● Input records:
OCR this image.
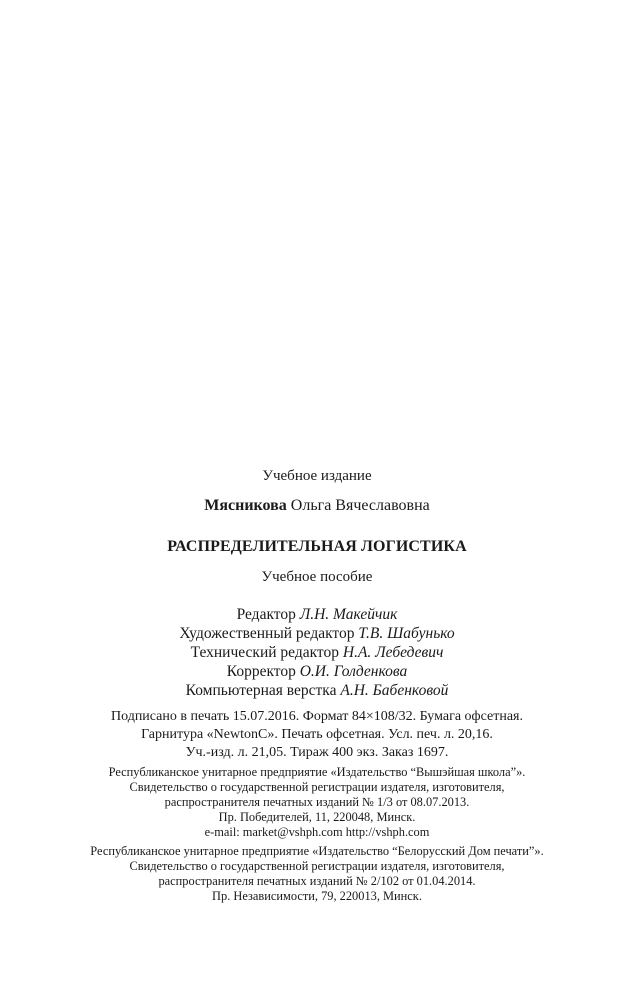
Учебное издание
Мясникова Ольга Вячеславовна
РАСПРЕДЕЛИТЕЛЬНАЯ ЛОГИСТИКА
Учебное пособие
Редактор Л.Н. Макейчик
Художественный редактор Т.В. Шабунько
Технический редактор Н.А. Лебедевич
Корректор О.И. Голденкова
Компьютерная верстка А.Н. Бабенковой
Подписано в печать 15.07.2016. Формат 84×108/32. Бумага офсетная.
Гарнитура «NewtonC». Печать офсетная. Усл. печ. л. 20,16.
Уч.-изд. л. 21,05. Тираж 400 экз. Заказ 1697.
Республиканское унитарное предприятие «Издательство “Вышэйшая школа”».
Свидетельство о государственной регистрации издателя, изготовителя,
распространителя печатных изданий № 1/3 от 08.07.2013.
Пр. Победителей, 11, 220048, Минск.
e-mail: market@vshph.com http://vshph.com
Республиканское унитарное предприятие «Издательство “Белорусский Дом печати”».
Свидетельство о государственной регистрации издателя, изготовителя,
распространителя печатных изданий № 2/102 от 01.04.2014.
Пр. Независимости, 79, 220013, Минск.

● Goal:
Every record is to be reproduced exactly, with no pictures included.

● Complete output:
OCR this image.
Учебное издание
Мясникова Ольга Вячеславовна
РАСПРЕДЕЛИТЕЛЬНАЯ ЛОГИСТИКА
Учебное пособие
Редактор Л.Н. Макейчик
Художественный редактор Т.В. Шабунько
Технический редактор Н.А. Лебедевич
Корректор О.И. Голденкова
Компьютерная верстка А.Н. Бабенковой
Подписано в печать 15.07.2016. Формат 84×108/32. Бумага офсетная.
Гарнитура «NewtonC». Печать офсетная. Усл. печ. л. 20,16.
Уч.-изд. л. 21,05. Тираж 400 экз. Заказ 1697.
Республиканское унитарное предприятие «Издательство “Вышэйшая школа”».
Свидетельство о государственной регистрации издателя, изготовителя,
распространителя печатных изданий № 1/3 от 08.07.2013.
Пр. Победителей, 11, 220048, Минск.
e-mail: market@vshph.com http://vshph.com
Республиканское унитарное предприятие «Издательство “Белорусский Дом печати”».
Свидетельство о государственной регистрации издателя, изготовителя,
распространителя печатных изданий № 2/102 от 01.04.2014.
Пр. Независимости, 79, 220013, Минск.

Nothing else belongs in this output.